Requirement -> Output the records. Match them exactly.

[Stored data]
● ● ● ●
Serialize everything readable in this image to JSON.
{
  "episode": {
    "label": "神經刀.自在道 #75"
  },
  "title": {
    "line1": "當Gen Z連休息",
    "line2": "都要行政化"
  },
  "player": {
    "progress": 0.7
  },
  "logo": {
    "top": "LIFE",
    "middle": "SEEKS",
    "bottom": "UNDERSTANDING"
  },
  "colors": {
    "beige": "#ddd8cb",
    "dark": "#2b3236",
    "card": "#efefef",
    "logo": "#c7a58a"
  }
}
● ● ● ●
Answer ->
Serialize everything readable in this image to JSON.
{
  "episode": {
    "label": "神經刀.自在道 #75"
  },
  "title": {
    "line1": "當Gen Z連休息",
    "line2": "都要行政化"
  },
  "player": {
    "progress": 0.7
  },
  "logo": {
    "top": "LIFE",
    "middle": "SEEKS",
    "bottom": "UNDERSTANDING"
  },
  "colors": {
    "beige": "#ddd8cb",
    "dark": "#2b3236",
    "card": "#efefef",
    "logo": "#c7a58a"
  }
}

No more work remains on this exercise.